• **STATED TASK**: Can you render these rows as a numbered list, leaving out any blank lines?

>> Begin

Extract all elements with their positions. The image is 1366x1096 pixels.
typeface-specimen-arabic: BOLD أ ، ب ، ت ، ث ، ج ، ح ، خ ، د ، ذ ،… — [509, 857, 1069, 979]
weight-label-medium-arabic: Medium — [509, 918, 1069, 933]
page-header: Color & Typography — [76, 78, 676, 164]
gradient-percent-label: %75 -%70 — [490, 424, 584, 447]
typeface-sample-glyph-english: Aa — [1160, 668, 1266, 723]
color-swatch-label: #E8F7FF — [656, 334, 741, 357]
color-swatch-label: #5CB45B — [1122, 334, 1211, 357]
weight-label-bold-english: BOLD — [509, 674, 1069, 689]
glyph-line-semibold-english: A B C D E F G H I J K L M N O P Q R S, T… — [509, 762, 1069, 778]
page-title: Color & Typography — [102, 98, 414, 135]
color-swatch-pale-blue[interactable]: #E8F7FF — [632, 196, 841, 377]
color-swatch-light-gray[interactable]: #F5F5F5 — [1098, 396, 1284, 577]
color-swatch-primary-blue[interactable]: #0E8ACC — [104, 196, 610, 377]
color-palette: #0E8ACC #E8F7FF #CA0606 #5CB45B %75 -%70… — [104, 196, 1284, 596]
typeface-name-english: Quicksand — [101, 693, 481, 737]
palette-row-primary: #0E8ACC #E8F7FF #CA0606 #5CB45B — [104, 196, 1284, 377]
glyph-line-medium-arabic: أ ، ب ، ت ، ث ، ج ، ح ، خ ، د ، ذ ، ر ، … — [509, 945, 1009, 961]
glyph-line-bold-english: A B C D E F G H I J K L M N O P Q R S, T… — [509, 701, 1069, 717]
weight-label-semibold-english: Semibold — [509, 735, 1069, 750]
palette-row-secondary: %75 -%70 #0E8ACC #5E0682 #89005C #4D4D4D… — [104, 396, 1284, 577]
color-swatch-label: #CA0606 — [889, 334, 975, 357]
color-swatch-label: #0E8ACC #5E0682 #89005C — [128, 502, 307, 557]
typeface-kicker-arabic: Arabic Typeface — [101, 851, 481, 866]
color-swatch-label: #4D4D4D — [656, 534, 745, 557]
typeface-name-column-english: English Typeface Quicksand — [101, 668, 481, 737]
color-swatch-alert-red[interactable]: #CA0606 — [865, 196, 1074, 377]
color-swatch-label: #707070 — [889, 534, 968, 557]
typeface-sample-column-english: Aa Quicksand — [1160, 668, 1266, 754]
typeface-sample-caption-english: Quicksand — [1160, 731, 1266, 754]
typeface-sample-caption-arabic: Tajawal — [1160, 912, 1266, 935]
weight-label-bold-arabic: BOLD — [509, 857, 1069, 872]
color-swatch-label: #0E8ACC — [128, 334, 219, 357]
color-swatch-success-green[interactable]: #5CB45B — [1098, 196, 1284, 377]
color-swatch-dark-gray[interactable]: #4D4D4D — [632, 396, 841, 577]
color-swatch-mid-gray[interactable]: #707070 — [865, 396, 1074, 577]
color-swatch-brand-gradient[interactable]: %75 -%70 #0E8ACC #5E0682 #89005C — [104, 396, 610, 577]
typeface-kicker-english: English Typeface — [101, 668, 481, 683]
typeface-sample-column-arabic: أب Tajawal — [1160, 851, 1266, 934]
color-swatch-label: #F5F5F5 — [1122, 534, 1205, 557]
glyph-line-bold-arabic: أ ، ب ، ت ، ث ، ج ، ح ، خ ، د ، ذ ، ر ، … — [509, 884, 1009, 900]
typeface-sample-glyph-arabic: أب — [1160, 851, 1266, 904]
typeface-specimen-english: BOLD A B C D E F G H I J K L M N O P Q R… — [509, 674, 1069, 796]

>> End

• **ANSWER TO THIS TASK**:
1. Extract all elements with their positions. The image is 1366x1096 pixels.
2. typeface-specimen-arabic: BOLD أ ، ب ، ت ، ث ، ج ، ح ، خ ، د ، ذ ،… — [509, 857, 1069, 979]
3. weight-label-medium-arabic: Medium — [509, 918, 1069, 933]
4. page-header: Color & Typography — [76, 78, 676, 164]
5. gradient-percent-label: %75 -%70 — [490, 424, 584, 447]
6. typeface-sample-glyph-english: Aa — [1160, 668, 1266, 723]
7. color-swatch-label: #E8F7FF — [656, 334, 741, 357]
8. color-swatch-label: #5CB45B — [1122, 334, 1211, 357]
9. weight-label-bold-english: BOLD — [509, 674, 1069, 689]
10. glyph-line-semibold-english: A B C D E F G H I J K L M N O P Q R S, T… — [509, 762, 1069, 778]
11. page-title: Color & Typography — [102, 98, 414, 135]
12. color-swatch-pale-blue[interactable]: #E8F7FF — [632, 196, 841, 377]
13. color-swatch-light-gray[interactable]: #F5F5F5 — [1098, 396, 1284, 577]
14. color-swatch-primary-blue[interactable]: #0E8ACC — [104, 196, 610, 377]
15. color-palette: #0E8ACC #E8F7FF #CA0606 #5CB45B %75 -%70… — [104, 196, 1284, 596]
16. typeface-name-english: Quicksand — [101, 693, 481, 737]
17. palette-row-primary: #0E8ACC #E8F7FF #CA0606 #5CB45B — [104, 196, 1284, 377]
18. glyph-line-medium-arabic: أ ، ب ، ت ، ث ، ج ، ح ، خ ، د ، ذ ، ر ، … — [509, 945, 1009, 961]
19. glyph-line-bold-english: A B C D E F G H I J K L M N O P Q R S, T… — [509, 701, 1069, 717]
20. weight-label-semibold-english: Semibold — [509, 735, 1069, 750]
21. palette-row-secondary: %75 -%70 #0E8ACC #5E0682 #89005C #4D4D4D… — [104, 396, 1284, 577]
22. color-swatch-label: #CA0606 — [889, 334, 975, 357]
23. color-swatch-label: #0E8ACC #5E0682 #89005C — [128, 502, 307, 557]
24. typeface-kicker-arabic: Arabic Typeface — [101, 851, 481, 866]
25. color-swatch-label: #4D4D4D — [656, 534, 745, 557]
26. typeface-name-column-english: English Typeface Quicksand — [101, 668, 481, 737]
27. color-swatch-alert-red[interactable]: #CA0606 — [865, 196, 1074, 377]
28. color-swatch-label: #707070 — [889, 534, 968, 557]
29. typeface-sample-column-english: Aa Quicksand — [1160, 668, 1266, 754]
30. typeface-sample-caption-english: Quicksand — [1160, 731, 1266, 754]
31. typeface-sample-caption-arabic: Tajawal — [1160, 912, 1266, 935]
32. weight-label-bold-arabic: BOLD — [509, 857, 1069, 872]
33. color-swatch-label: #0E8ACC — [128, 334, 219, 357]
34. color-swatch-success-green[interactable]: #5CB45B — [1098, 196, 1284, 377]
35. color-swatch-dark-gray[interactable]: #4D4D4D — [632, 396, 841, 577]
36. color-swatch-mid-gray[interactable]: #707070 — [865, 396, 1074, 577]
37. color-swatch-brand-gradient[interactable]: %75 -%70 #0E8ACC #5E0682 #89005C — [104, 396, 610, 577]
38. typeface-kicker-english: English Typeface — [101, 668, 481, 683]
39. typeface-sample-column-arabic: أب Tajawal — [1160, 851, 1266, 934]
40. color-swatch-label: #F5F5F5 — [1122, 534, 1205, 557]
41. glyph-line-bold-arabic: أ ، ب ، ت ، ث ، ج ، ح ، خ ، د ، ذ ، ر ، … — [509, 884, 1009, 900]
42. typeface-sample-glyph-arabic: أب — [1160, 851, 1266, 904]
43. typeface-specimen-english: BOLD A B C D E F G H I J K L M N O P Q R… — [509, 674, 1069, 796]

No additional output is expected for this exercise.